(What you need to do): Collect each line of the entries that holds the string "post".

(Records):
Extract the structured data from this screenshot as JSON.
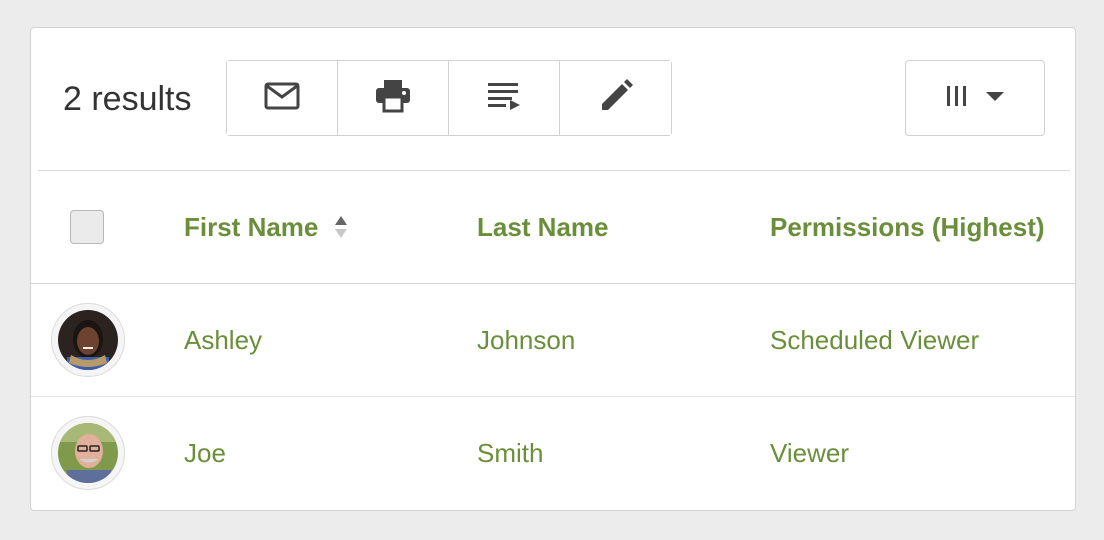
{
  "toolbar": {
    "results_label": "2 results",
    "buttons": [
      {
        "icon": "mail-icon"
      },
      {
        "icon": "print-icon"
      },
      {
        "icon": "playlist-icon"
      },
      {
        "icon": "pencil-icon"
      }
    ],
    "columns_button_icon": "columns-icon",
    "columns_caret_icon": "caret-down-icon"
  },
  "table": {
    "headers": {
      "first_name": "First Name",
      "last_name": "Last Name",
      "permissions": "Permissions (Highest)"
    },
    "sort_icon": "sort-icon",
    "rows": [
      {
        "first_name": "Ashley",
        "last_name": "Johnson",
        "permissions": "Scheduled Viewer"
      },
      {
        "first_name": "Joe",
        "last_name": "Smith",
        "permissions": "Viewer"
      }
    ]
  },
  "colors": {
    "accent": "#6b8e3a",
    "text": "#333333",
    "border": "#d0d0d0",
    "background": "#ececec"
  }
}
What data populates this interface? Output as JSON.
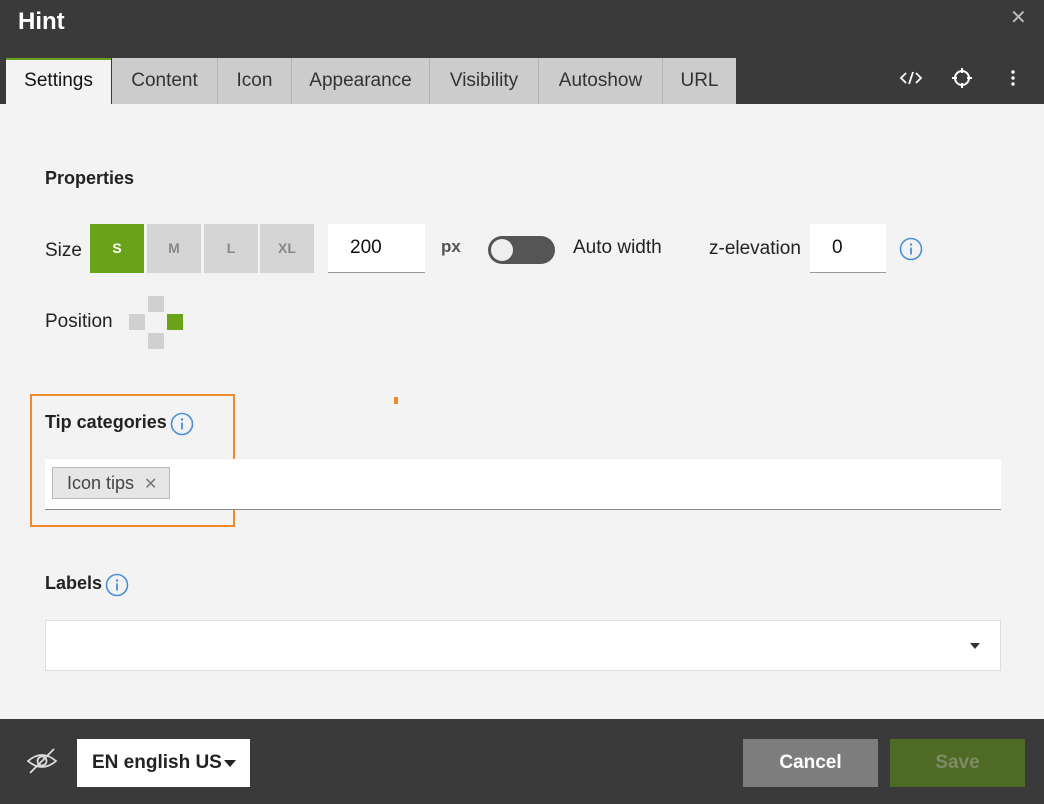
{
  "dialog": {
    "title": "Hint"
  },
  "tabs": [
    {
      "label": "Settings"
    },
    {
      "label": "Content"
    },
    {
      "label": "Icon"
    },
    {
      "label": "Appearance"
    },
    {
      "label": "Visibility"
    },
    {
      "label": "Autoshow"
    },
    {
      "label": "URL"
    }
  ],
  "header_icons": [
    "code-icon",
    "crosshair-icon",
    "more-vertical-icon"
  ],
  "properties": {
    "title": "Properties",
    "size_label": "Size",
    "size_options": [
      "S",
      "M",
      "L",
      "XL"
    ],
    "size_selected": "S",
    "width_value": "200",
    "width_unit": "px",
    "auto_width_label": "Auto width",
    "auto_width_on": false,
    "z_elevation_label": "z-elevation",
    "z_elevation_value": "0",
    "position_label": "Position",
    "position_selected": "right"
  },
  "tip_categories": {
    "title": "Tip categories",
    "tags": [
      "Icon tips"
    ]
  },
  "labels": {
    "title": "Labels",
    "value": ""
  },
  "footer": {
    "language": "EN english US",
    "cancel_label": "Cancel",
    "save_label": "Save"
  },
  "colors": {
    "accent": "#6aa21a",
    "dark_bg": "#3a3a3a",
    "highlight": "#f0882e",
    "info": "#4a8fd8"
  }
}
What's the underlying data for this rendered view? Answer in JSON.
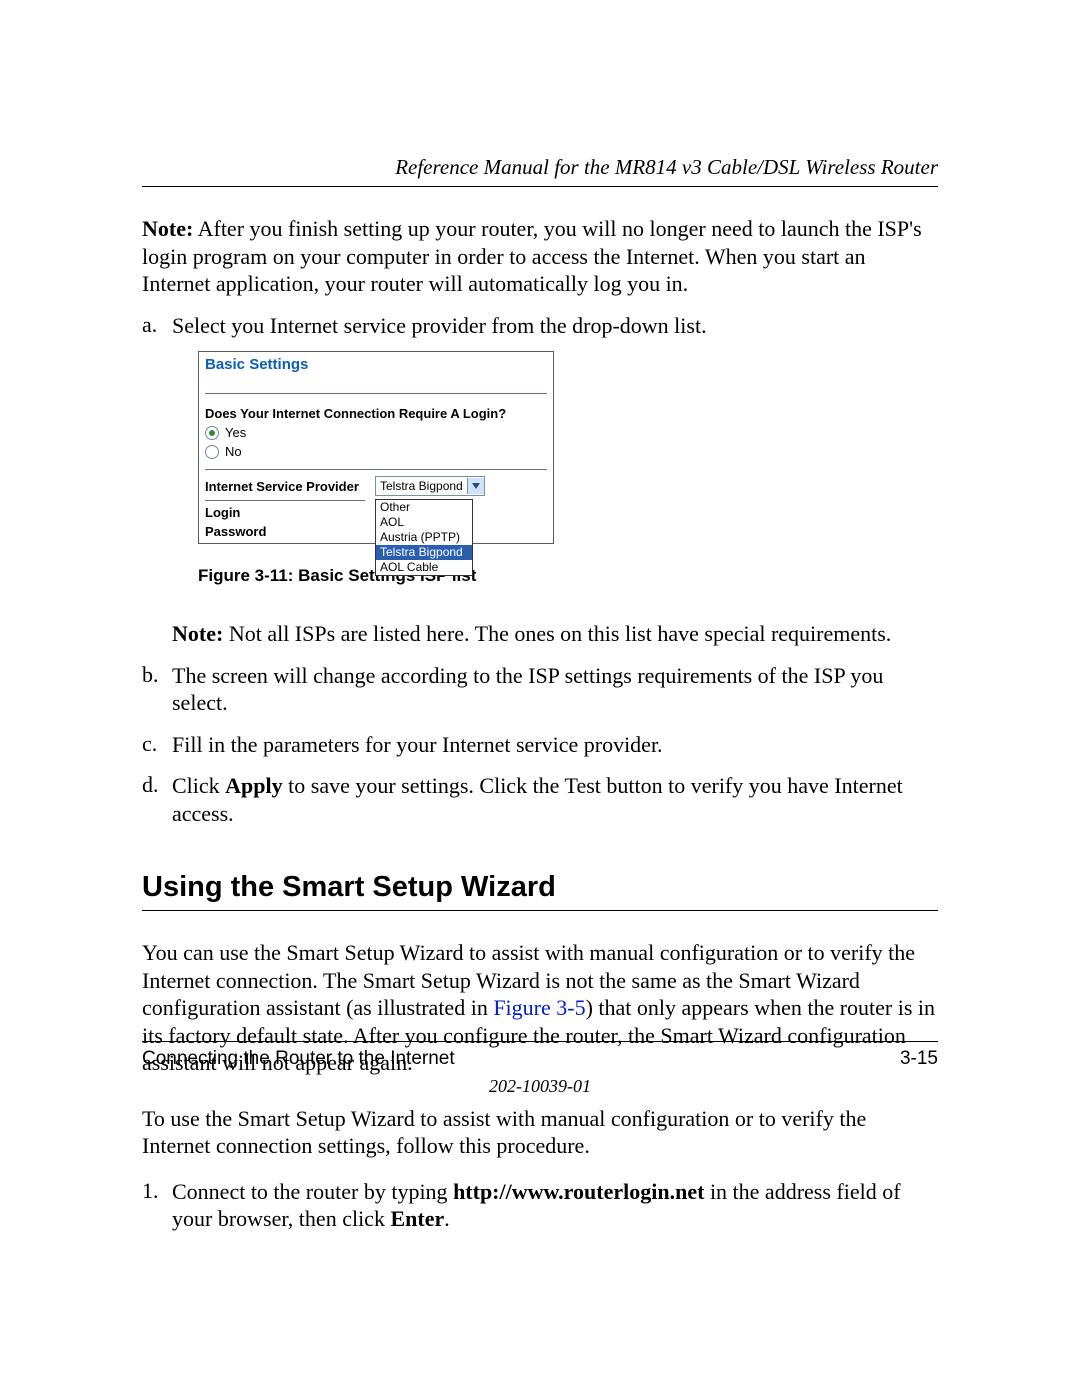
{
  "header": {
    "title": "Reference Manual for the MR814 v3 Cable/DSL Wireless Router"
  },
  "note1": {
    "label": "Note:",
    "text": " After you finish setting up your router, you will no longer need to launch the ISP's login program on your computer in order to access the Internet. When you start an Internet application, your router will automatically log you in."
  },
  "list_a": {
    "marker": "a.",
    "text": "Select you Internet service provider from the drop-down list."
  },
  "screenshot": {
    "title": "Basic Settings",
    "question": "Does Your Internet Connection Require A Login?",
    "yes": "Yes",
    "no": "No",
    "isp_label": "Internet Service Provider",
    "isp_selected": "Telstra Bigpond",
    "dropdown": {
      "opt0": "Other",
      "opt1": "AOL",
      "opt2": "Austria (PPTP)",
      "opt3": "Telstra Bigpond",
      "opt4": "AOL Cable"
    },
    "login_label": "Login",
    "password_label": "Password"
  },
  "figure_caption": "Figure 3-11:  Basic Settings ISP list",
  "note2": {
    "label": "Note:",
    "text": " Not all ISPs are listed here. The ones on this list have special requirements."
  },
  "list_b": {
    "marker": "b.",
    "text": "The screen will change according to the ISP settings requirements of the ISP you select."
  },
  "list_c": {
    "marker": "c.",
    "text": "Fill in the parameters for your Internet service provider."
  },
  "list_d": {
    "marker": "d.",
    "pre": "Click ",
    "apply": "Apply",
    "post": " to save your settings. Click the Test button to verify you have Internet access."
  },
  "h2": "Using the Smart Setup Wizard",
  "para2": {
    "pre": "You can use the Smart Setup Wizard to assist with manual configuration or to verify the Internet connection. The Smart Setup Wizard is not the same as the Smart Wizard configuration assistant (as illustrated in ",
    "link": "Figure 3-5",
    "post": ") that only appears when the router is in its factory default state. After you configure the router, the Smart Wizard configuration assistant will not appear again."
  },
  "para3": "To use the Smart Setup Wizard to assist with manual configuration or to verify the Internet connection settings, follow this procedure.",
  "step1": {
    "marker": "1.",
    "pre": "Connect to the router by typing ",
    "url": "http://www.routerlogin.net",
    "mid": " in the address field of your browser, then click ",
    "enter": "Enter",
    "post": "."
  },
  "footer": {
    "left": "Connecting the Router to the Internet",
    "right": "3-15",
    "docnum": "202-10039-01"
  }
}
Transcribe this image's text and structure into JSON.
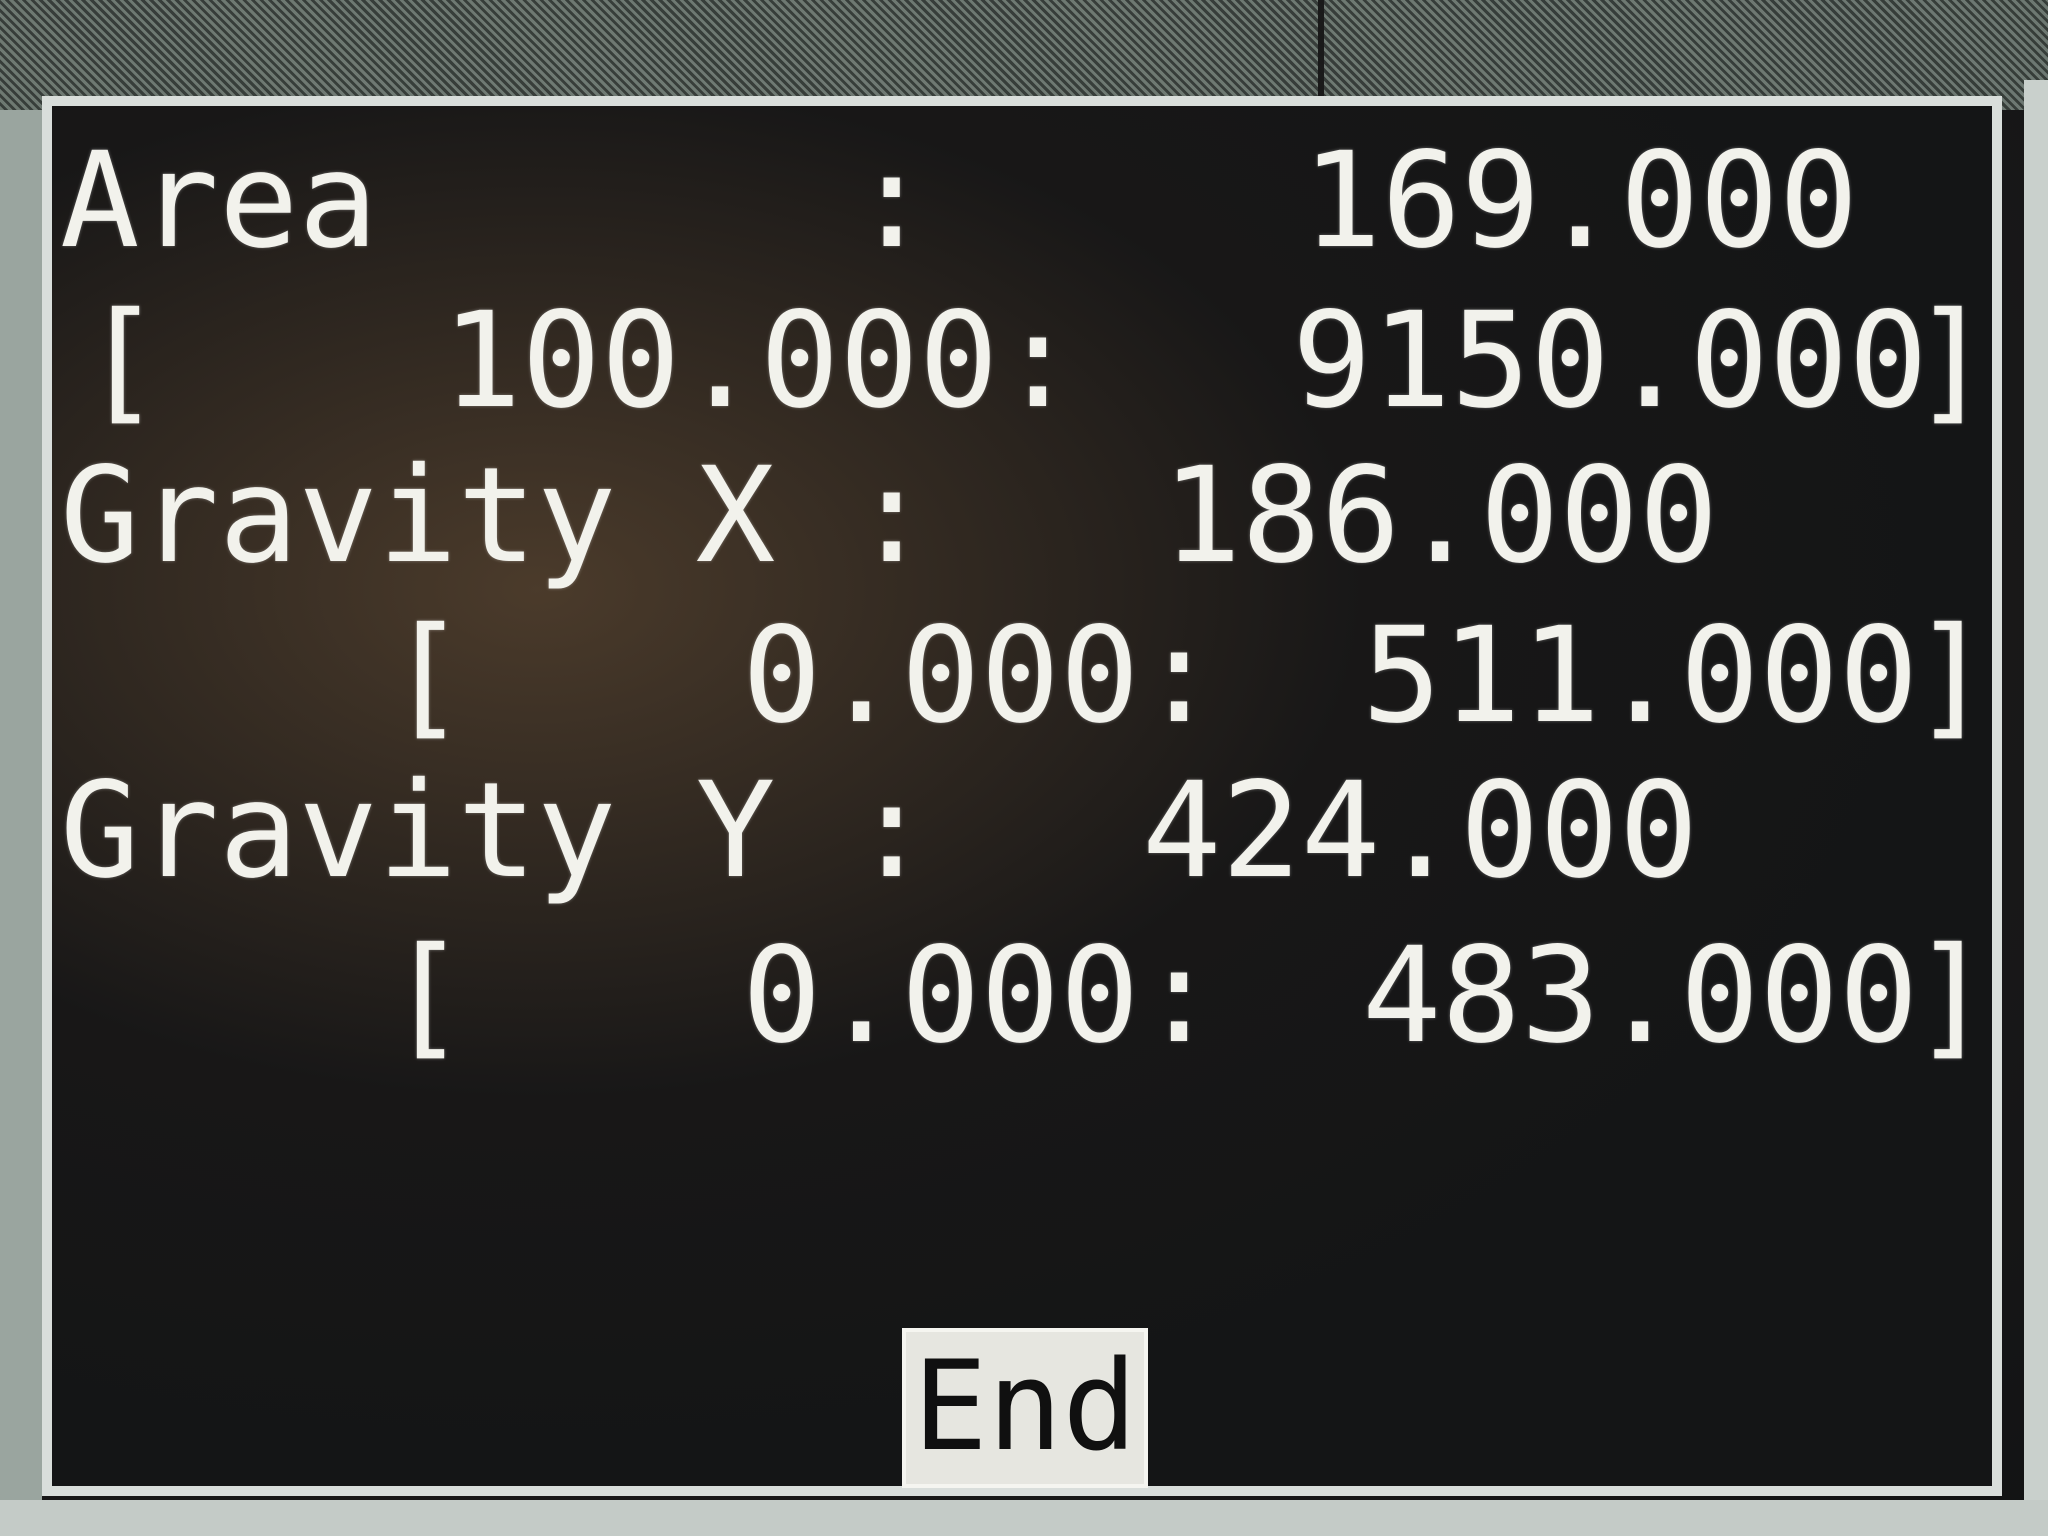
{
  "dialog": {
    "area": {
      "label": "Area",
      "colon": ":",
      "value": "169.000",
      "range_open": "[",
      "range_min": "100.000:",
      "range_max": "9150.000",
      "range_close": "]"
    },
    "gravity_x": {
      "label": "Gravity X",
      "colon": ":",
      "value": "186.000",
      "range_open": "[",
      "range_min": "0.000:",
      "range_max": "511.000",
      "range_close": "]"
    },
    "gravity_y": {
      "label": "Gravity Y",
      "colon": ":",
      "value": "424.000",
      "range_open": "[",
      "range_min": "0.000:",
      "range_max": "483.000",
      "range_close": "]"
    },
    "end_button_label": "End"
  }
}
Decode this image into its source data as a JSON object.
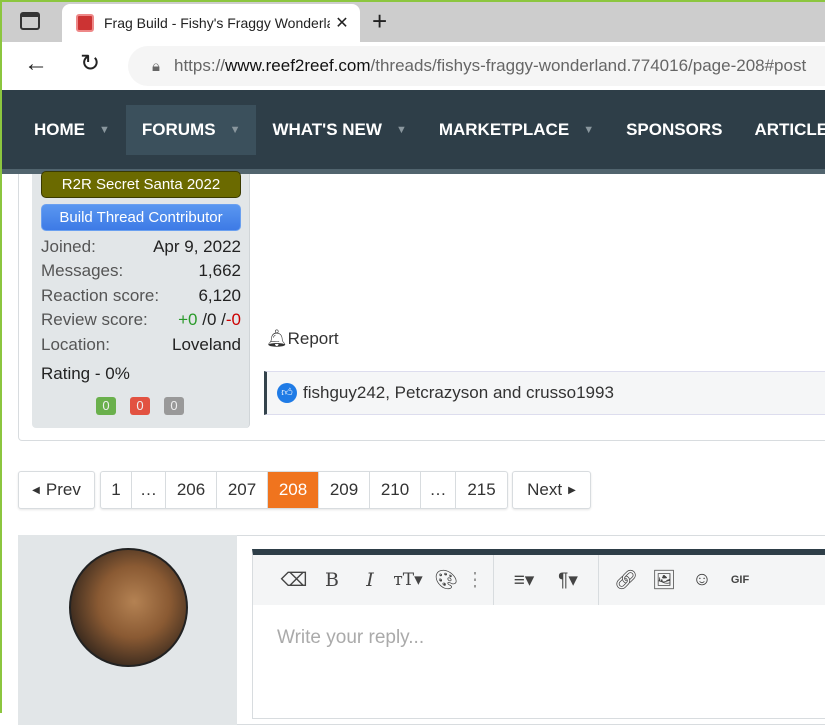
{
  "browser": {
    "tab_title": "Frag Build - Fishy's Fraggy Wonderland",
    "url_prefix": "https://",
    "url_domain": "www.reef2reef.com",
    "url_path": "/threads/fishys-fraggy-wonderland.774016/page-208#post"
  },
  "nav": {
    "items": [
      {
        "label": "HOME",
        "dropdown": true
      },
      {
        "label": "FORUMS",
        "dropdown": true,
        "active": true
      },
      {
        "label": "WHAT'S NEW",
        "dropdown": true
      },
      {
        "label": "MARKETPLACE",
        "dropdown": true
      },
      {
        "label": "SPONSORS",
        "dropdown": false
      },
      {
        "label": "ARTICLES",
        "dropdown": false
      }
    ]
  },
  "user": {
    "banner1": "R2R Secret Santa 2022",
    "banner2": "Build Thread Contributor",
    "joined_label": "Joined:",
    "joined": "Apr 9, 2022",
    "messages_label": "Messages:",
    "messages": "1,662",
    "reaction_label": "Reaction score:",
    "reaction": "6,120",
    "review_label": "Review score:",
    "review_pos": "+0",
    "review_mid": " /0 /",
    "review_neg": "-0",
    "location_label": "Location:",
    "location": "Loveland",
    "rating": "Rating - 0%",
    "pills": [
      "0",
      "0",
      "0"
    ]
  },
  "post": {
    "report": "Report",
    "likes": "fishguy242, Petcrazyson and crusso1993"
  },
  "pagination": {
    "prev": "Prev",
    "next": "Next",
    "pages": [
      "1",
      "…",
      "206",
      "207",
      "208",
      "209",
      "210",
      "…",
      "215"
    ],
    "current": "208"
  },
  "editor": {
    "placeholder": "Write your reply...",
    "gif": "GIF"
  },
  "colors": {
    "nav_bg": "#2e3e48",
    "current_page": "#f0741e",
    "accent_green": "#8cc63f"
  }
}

(Solved problem):
    "post": " to save your settings. Click the Test button to verify you have Internet access."
    "post": ") that only appears when the router is in its factory default state. After you configure the router, the Smart Wizard configuration assistant will not appear again."
    "post": "."
    "url_path": "/threads/fishys-fraggy-wonderland.774016/page-208#post"
  "post": {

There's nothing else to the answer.